◆ **The task**
Provide the number of lines containing the word "locked", and nothing else.

Saved entries:
:::::
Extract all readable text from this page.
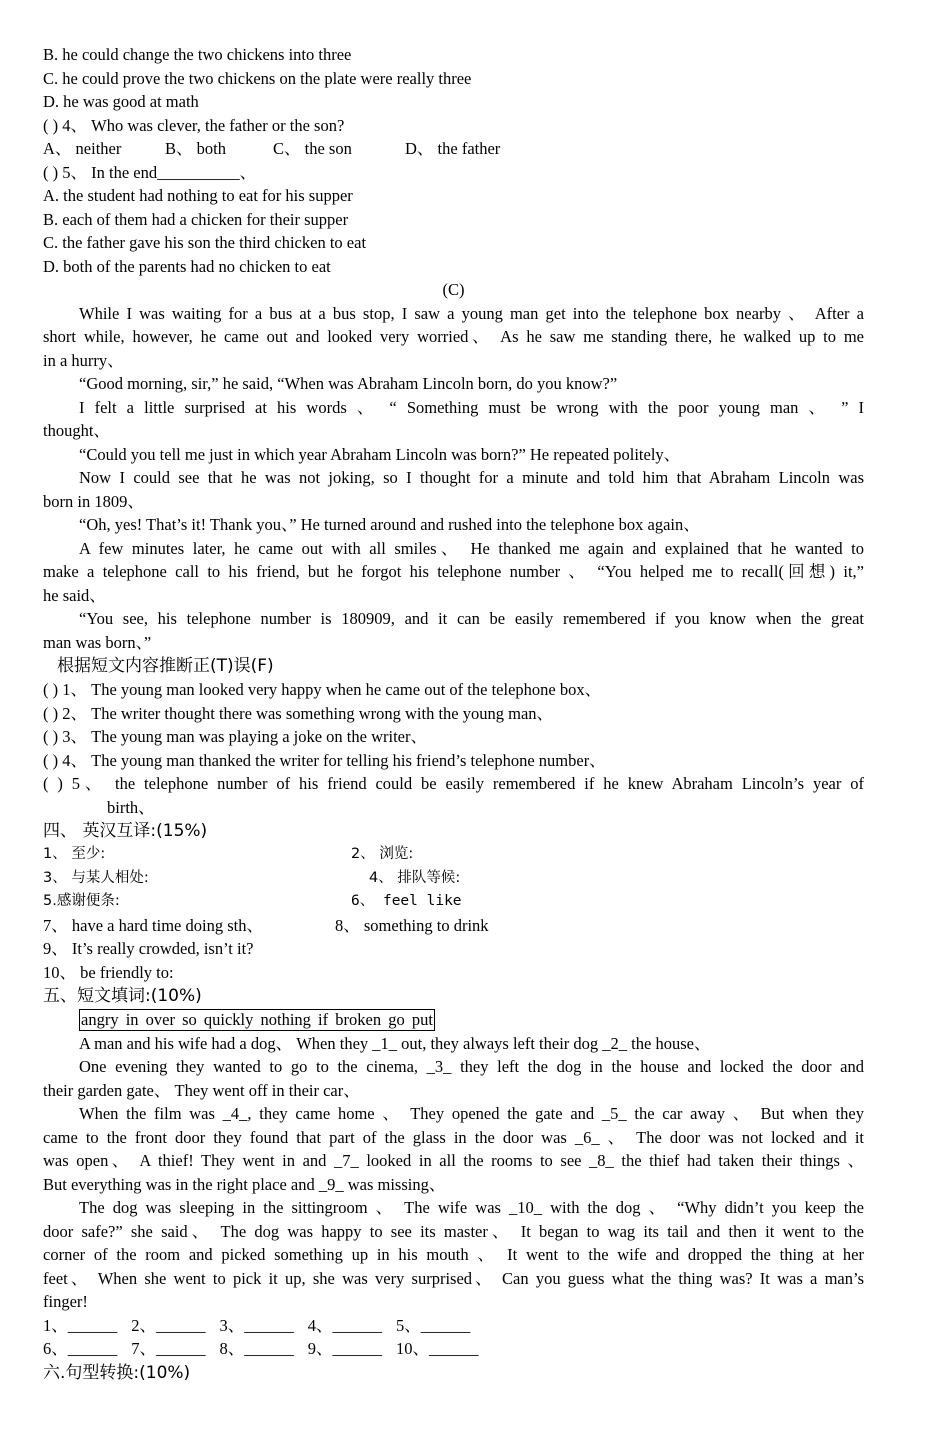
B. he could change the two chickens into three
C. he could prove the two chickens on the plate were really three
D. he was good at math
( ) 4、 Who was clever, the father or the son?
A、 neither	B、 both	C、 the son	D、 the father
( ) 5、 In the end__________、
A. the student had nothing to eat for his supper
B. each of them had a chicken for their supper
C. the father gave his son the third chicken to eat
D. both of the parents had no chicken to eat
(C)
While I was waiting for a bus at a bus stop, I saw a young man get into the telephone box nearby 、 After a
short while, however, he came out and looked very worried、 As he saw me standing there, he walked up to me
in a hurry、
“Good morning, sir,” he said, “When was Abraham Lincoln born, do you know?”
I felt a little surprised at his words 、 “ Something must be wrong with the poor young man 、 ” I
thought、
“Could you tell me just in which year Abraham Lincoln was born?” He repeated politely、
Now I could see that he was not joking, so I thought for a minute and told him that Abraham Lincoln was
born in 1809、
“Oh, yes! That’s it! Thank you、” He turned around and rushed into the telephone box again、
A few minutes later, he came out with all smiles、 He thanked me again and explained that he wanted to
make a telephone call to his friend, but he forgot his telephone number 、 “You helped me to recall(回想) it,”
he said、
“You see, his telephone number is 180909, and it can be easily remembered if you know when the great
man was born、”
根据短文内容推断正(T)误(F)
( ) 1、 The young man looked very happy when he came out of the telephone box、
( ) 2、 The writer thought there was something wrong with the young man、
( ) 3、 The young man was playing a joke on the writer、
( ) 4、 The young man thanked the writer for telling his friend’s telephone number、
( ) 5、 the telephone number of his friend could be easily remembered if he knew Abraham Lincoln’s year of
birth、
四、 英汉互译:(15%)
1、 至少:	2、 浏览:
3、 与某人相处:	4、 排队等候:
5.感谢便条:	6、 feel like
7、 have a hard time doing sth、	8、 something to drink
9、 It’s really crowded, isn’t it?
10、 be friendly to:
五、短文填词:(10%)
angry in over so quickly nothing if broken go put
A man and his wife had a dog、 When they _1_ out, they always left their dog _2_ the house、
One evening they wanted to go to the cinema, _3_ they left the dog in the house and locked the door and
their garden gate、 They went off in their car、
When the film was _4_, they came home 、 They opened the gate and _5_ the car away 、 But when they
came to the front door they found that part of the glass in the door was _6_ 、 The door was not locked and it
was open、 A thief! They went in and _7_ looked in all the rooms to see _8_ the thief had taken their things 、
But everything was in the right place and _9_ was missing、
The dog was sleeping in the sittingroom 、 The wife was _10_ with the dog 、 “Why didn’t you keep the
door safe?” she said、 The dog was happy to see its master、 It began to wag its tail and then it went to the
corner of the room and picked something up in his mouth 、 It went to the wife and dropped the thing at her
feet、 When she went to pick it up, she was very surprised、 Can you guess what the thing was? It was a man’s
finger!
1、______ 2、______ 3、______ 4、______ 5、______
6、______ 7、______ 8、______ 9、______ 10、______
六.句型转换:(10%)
:::::
◆ **Written response**
2